▶ **Required work**: Render the stretch of rows from the first one through the one containing "entities-label: Entities <box>373" as a Markdown table with two columns, "No." and "Row text". Number each row and leave out any blank lines.

▶ **Stored records**:
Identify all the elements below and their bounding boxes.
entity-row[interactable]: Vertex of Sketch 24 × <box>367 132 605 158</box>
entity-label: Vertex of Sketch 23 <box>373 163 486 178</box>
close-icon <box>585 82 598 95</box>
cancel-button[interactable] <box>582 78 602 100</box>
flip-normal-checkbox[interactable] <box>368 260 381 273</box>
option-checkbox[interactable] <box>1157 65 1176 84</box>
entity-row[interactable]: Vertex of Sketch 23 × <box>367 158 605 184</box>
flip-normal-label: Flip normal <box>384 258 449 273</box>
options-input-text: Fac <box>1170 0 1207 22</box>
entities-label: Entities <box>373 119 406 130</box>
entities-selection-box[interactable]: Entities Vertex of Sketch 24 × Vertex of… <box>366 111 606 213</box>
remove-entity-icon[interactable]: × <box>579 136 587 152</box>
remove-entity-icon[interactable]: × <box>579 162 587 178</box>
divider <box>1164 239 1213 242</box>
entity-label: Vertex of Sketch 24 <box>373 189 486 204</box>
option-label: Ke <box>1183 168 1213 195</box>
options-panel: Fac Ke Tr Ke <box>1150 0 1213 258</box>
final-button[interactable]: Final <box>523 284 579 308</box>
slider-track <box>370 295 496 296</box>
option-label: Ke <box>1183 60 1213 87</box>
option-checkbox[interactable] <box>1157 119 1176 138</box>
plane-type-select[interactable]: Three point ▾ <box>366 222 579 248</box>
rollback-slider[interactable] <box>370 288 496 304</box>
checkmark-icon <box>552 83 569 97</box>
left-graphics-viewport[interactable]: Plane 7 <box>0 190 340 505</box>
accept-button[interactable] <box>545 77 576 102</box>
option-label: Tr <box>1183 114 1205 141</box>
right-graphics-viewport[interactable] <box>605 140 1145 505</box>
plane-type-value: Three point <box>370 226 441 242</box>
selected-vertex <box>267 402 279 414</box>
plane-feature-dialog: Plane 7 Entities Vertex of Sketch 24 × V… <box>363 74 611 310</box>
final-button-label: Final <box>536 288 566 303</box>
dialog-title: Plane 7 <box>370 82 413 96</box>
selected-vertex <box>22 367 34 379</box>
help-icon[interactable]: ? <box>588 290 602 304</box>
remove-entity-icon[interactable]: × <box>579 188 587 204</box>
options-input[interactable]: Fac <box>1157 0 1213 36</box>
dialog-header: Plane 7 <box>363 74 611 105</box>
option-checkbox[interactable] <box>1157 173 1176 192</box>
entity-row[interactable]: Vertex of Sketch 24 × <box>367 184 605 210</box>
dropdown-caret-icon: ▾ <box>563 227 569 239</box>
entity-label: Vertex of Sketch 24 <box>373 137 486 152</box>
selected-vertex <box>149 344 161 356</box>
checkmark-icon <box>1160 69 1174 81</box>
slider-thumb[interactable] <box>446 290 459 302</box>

▶ **Output of the exercise**:
| No. | Row text |
|---|---|
| 1 | Identify all the elements below and their bounding boxes. |
| 2 | entity-row[interactable]: Vertex of Sketch 24 × <box>367 132 605 158</box> |
| 3 | entity-label: Vertex of Sketch 23 <box>373 163 486 178</box> |
| 4 | close-icon <box>585 82 598 95</box> |
| 5 | cancel-button[interactable] <box>582 78 602 100</box> |
| 6 | flip-normal-checkbox[interactable] <box>368 260 381 273</box> |
| 7 | option-checkbox[interactable] <box>1157 65 1176 84</box> |
| 8 | entity-row[interactable]: Vertex of Sketch 23 × <box>367 158 605 184</box> |
| 9 | flip-normal-label: Flip normal <box>384 258 449 273</box> |
| 10 | options-input-text: Fac <box>1170 0 1207 22</box> |
| 11 | entities-label: Entities <box>373 119 406 130</box> |